The exercise » Make a verbatim copy of the entries below; pictures stay out.

Records »
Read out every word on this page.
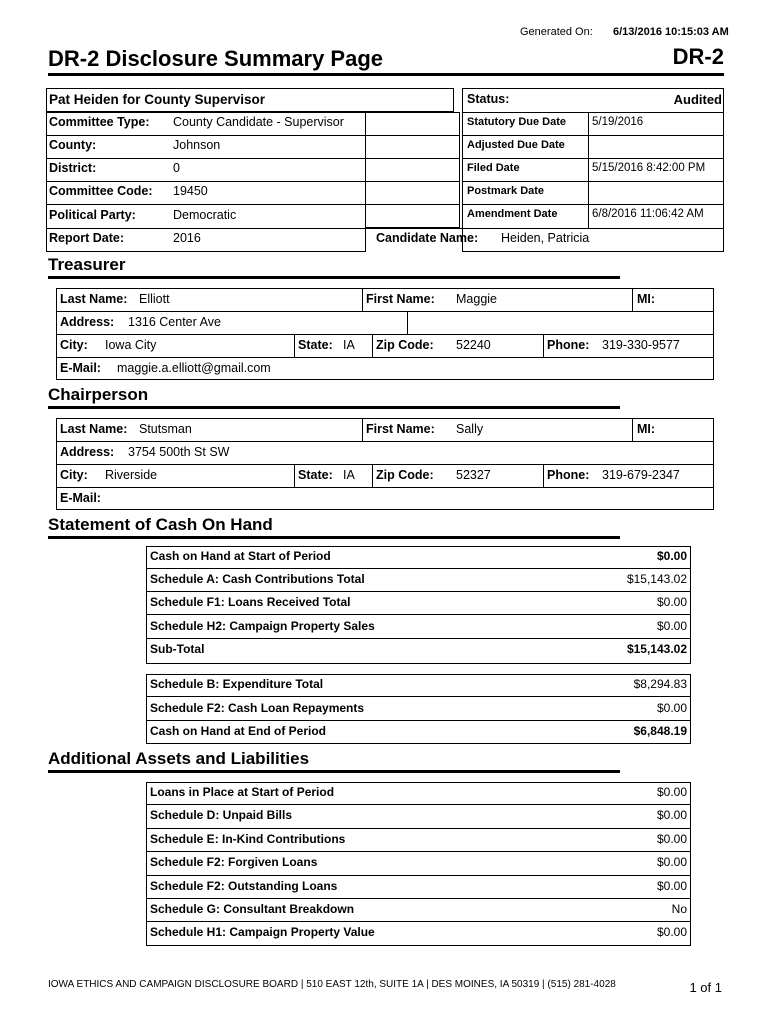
Generated On: 6/13/2016 10:15:03 AM
DR-2 Disclosure Summary Page	DR-2
Pat Heiden for County Supervisor
Committee Type: County Candidate - Supervisor
County:	Johnson
District:	0
Committee Code: 19450
Political Party:	Democratic
Report Date:	2016
Status:	Audited
Statutory Due Date 5/19/2016
Adjusted Due Date
Filed Date	5/15/2016 8:42:00 PM
Postmark Date
Amendment Date	6/8/2016 11:06:42 AM
Candidate Name: Heiden, Patricia
Treasurer
Last Name: Elliott	First Name: Maggie	MI:
Address: 1316 Center Ave
City: Iowa City	State: IA Zip Code: 52240	Phone: 319-330-9577
E-Mail: maggie.a.elliott@gmail.com
Chairperson
Last Name: Stutsman	First Name: Sally	MI:
Address: 3754 500th St SW
City: Riverside	State: IA Zip Code: 52327	Phone: 319-679-2347
E-Mail:
Statement of Cash On Hand
Cash on Hand at Start of Period	$0.00
Schedule A: Cash Contributions Total	$15,143.02
Schedule F1: Loans Received Total	$0.00
Schedule H2: Campaign Property Sales	$0.00
Sub-Total	$15,143.02
Schedule B: Expenditure Total	$8,294.83
Schedule F2: Cash Loan Repayments	$0.00
Cash on Hand at End of Period	$6,848.19
Additional Assets and Liabilities
Loans in Place at Start of Period	$0.00
Schedule D: Unpaid Bills	$0.00
Schedule E: In-Kind Contributions	$0.00
Schedule F2: Forgiven Loans	$0.00
Schedule F2: Outstanding Loans	$0.00
Schedule G: Consultant Breakdown	No
Schedule H1: Campaign Property Value	$0.00
IOWA ETHICS AND CAMPAIGN DISCLOSURE BOARD | 510 EAST 12th, SUITE 1A | DES MOINES, IA 50319 | (515) 281-4028	1 of 1
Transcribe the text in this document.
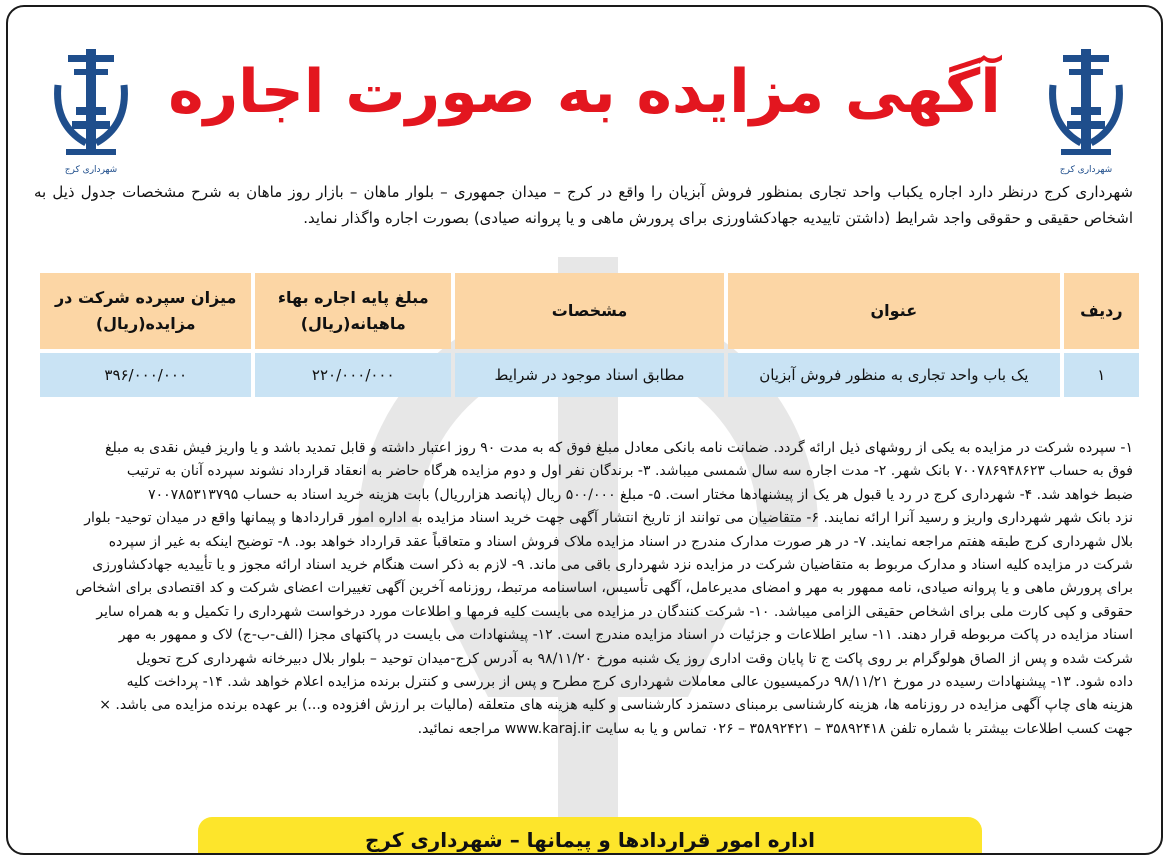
شهرداری کرج
آگهی مزایده به صورت اجاره
شهرداری کرج
شهرداری کرج درنظر دارد اجاره یکباب واحد تجاری بمنظور فروش آبزیان را واقع در کرج – میدان جمهوری – بلوار ماهان – بازار روز ماهان به شرح مشخصات جدول ذیل به اشخاص حقیقی و حقوقی واجد شرایط (داشتن تاییدیه جهادکشاورزی برای پرورش ماهی و یا پروانه صیادی) بصورت اجاره واگذار نماید.
ردیف	عنوان	مشخصات	مبلغ پایه اجاره بهاء ماهیانه(ریال)	میزان سپرده شرکت در مزایده(ریال)
۱	یک باب واحد تجاری به منظور فروش آبزیان	مطابق اسناد موجود در شرایط	۲۲۰/۰۰۰/۰۰۰	۳۹۶/۰۰۰/۰۰۰
۱- سپرده شرکت در مزایده به یکی از روشهای ذیل ارائه گردد. ضمانت نامه بانکی معادل مبلغ فوق که به مدت ۹۰ روز اعتبار داشته و قابل تمدید باشد و یا واریز فیش نقدی به مبلغ
فوق به حساب ۷۰۰۷۸۶۹۴۸۶۲۳ بانک شهر. ۲- مدت اجاره سه سال شمسی میباشد. ۳- برندگان نفر اول و دوم مزایده هرگاه حاضر به انعقاد قرارداد نشوند سپرده آنان به ترتیب
ضبط خواهد شد. ۴- شهرداری کرج در رد یا قبول هر یک از پیشنهادها مختار است. ۵- مبلغ ۵۰۰/۰۰۰ ریال (پانصد هزارریال) بابت هزینه خرید اسناد به حساب ۷۰۰۷۸۵۳۱۳۷۹۵
نزد بانک شهر شهرداری واریز و رسید آنرا ارائه نمایند. ۶- متقاضیان می توانند از تاریخ انتشار آگهی جهت خرید اسناد مزایده به اداره امور قراردادها و پیمانها واقع در میدان توحید- بلوار
بلال شهرداری کرج طبقه هفتم مراجعه نمایند. ۷- در هر صورت مدارک مندرج در اسناد مزایده ملاک فروش اسناد و متعاقباً عقد قرارداد خواهد بود. ۸- توضیح اینکه به غیر از سپرده
شرکت در مزایده کلیه اسناد و مدارک مربوط به متقاضیان شرکت در مزایده نزد شهرداری باقی می ماند. ۹- لازم به ذکر است هنگام خرید اسناد ارائه مجوز و یا تأییدیه جهادکشاورزی
برای پرورش ماهی و یا پروانه صیادی، نامه ممهور به مهر و امضای مدیرعامل، آگهی تأسیس، اساسنامه مرتبط، روزنامه آخرین آگهی تغییرات اعضای شرکت و کد اقتصادی برای اشخاص
حقوقی و کپی کارت ملی برای اشخاص حقیقی الزامی میباشد. ۱۰- شرکت کنندگان در مزایده می بایست کلیه فرمها و اطلاعات مورد درخواست شهرداری را تکمیل و به همراه سایر
اسناد مزایده در پاکت مربوطه قرار دهند. ۱۱- سایر اطلاعات و جزئیات در اسناد مزایده مندرج است. ۱۲- پیشنهادات می بایست در پاکتهای مجزا (الف-ب-ج) لاک و ممهور به مهر
شرکت شده و پس از الصاق هولوگرام بر روی پاکت ج تا پایان وقت اداری روز یک شنبه مورخ ۹۸/۱۱/۲۰ به آدرس کرج-میدان توحید – بلوار بلال دبیرخانه شهرداری کرج تحویل
داده شود. ۱۳- پیشنهادات رسیده در مورخ ۹۸/۱۱/۲۱ درکمیسیون عالی معاملات شهرداری کرج مطرح و پس از بررسی و کنترل برنده مزایده اعلام خواهد شد. ۱۴- پرداخت کلیه
هزینه های چاپ آگهی مزایده در روزنامه ها، هزینه کارشناسی برمبنای دستمزد کارشناسی و کلیه هزینه های متعلقه (مالیات بر ارزش افزوده و...) بر عهده برنده مزایده می باشد. ×
جهت کسب اطلاعات بیشتر با شماره تلفن ۳۵۸۹۲۴۱۸ – ۳۵۸۹۲۴۲۱ – ۰۲۶ تماس و یا به سایت www.karaj.ir مراجعه نمائید.
اداره امور قراردادها و پیمانها – شهرداری کرج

Solved exercise »
Read out every word on this page.
Generated On: 6/13/2016 10:15:03 AM
DR-2 Disclosure Summary Page	DR-2
Pat Heiden for County Supervisor
Committee Type: County Candidate - Supervisor
County:	Johnson
District:	0
Committee Code: 19450
Political Party:	Democratic
Report Date:	2016
Status:	Audited
Statutory Due Date 5/19/2016
Adjusted Due Date
Filed Date	5/15/2016 8:42:00 PM
Postmark Date
Amendment Date	6/8/2016 11:06:42 AM
Candidate Name: Heiden, Patricia
Treasurer
Last Name: Elliott	First Name: Maggie	MI:
Address: 1316 Center Ave
City: Iowa City	State: IA Zip Code: 52240	Phone: 319-330-9577
E-Mail: maggie.a.elliott@gmail.com
Chairperson
Last Name: Stutsman	First Name: Sally	MI:
Address: 3754 500th St SW
City: Riverside	State: IA Zip Code: 52327	Phone: 319-679-2347
E-Mail:
Statement of Cash On Hand
Cash on Hand at Start of Period	$0.00
Schedule A: Cash Contributions Total	$15,143.02
Schedule F1: Loans Received Total	$0.00
Schedule H2: Campaign Property Sales	$0.00
Sub-Total	$15,143.02
Schedule B: Expenditure Total	$8,294.83
Schedule F2: Cash Loan Repayments	$0.00
Cash on Hand at End of Period	$6,848.19
Additional Assets and Liabilities
Loans in Place at Start of Period	$0.00
Schedule D: Unpaid Bills	$0.00
Schedule E: In-Kind Contributions	$0.00
Schedule F2: Forgiven Loans	$0.00
Schedule F2: Outstanding Loans	$0.00
Schedule G: Consultant Breakdown	No
Schedule H1: Campaign Property Value	$0.00
IOWA ETHICS AND CAMPAIGN DISCLOSURE BOARD | 510 EAST 12th, SUITE 1A | DES MOINES, IA 50319 | (515) 281-4028	1 of 1
Transcribe the text in this document.
شهرداری کرج
آگهی مزایده به صورت اجاره
شهرداری کرج
شهرداری کرج درنظر دارد اجاره یکباب واحد تجاری بمنظور فروش آبزیان را واقع در کرج – میدان جمهوری – بلوار ماهان – بازار روز ماهان به شرح مشخصات جدول ذیل به اشخاص حقیقی و حقوقی واجد شرایط (داشتن تاییدیه جهادکشاورزی برای پرورش ماهی و یا پروانه صیادی) بصورت اجاره واگذار نماید.
ردیف	عنوان	مشخصات	مبلغ پایه اجاره بهاء ماهیانه(ریال)	میزان سپرده شرکت در مزایده(ریال)
۱	یک باب واحد تجاری به منظور فروش آبزیان	مطابق اسناد موجود در شرایط	۲۲۰/۰۰۰/۰۰۰	۳۹۶/۰۰۰/۰۰۰
۱- سپرده شرکت در مزایده به یکی از روشهای ذیل ارائه گردد. ضمانت نامه بانکی معادل مبلغ فوق که به مدت ۹۰ روز اعتبار داشته و قابل تمدید باشد و یا واریز فیش نقدی به مبلغ
فوق به حساب ۷۰۰۷۸۶۹۴۸۶۲۳ بانک شهر. ۲- مدت اجاره سه سال شمسی میباشد. ۳- برندگان نفر اول و دوم مزایده هرگاه حاضر به انعقاد قرارداد نشوند سپرده آنان به ترتیب
ضبط خواهد شد. ۴- شهرداری کرج در رد یا قبول هر یک از پیشنهادها مختار است. ۵- مبلغ ۵۰۰/۰۰۰ ریال (پانصد هزارریال) بابت هزینه خرید اسناد به حساب ۷۰۰۷۸۵۳۱۳۷۹۵
نزد بانک شهر شهرداری واریز و رسید آنرا ارائه نمایند. ۶- متقاضیان می توانند از تاریخ انتشار آگهی جهت خرید اسناد مزایده به اداره امور قراردادها و پیمانها واقع در میدان توحید- بلوار
بلال شهرداری کرج طبقه هفتم مراجعه نمایند. ۷- در هر صورت مدارک مندرج در اسناد مزایده ملاک فروش اسناد و متعاقباً عقد قرارداد خواهد بود. ۸- توضیح اینکه به غیر از سپرده
شرکت در مزایده کلیه اسناد و مدارک مربوط به متقاضیان شرکت در مزایده نزد شهرداری باقی می ماند. ۹- لازم به ذکر است هنگام خرید اسناد ارائه مجوز و یا تأییدیه جهادکشاورزی
برای پرورش ماهی و یا پروانه صیادی، نامه ممهور به مهر و امضای مدیرعامل، آگهی تأسیس، اساسنامه مرتبط، روزنامه آخرین آگهی تغییرات اعضای شرکت و کد اقتصادی برای اشخاص
حقوقی و کپی کارت ملی برای اشخاص حقیقی الزامی میباشد. ۱۰- شرکت کنندگان در مزایده می بایست کلیه فرمها و اطلاعات مورد درخواست شهرداری را تکمیل و به همراه سایر
اسناد مزایده در پاکت مربوطه قرار دهند. ۱۱- سایر اطلاعات و جزئیات در اسناد مزایده مندرج است. ۱۲- پیشنهادات می بایست در پاکتهای مجزا (الف-ب-ج) لاک و ممهور به مهر
شرکت شده و پس از الصاق هولوگرام بر روی پاکت ج تا پایان وقت اداری روز یک شنبه مورخ ۹۸/۱۱/۲۰ به آدرس کرج-میدان توحید – بلوار بلال دبیرخانه شهرداری کرج تحویل
داده شود. ۱۳- پیشنهادات رسیده در مورخ ۹۸/۱۱/۲۱ درکمیسیون عالی معاملات شهرداری کرج مطرح و پس از بررسی و کنترل برنده مزایده اعلام خواهد شد. ۱۴- پرداخت کلیه
هزینه های چاپ آگهی مزایده در روزنامه ها، هزینه کارشناسی برمبنای دستمزد کارشناسی و کلیه هزینه های متعلقه (مالیات بر ارزش افزوده و...) بر عهده برنده مزایده می باشد. ×
جهت کسب اطلاعات بیشتر با شماره تلفن ۳۵۸۹۲۴۱۸ – ۳۵۸۹۲۴۲۱ – ۰۲۶ تماس و یا به سایت www.karaj.ir مراجعه نمائید.
اداره امور قراردادها و پیمانها – شهرداری کرج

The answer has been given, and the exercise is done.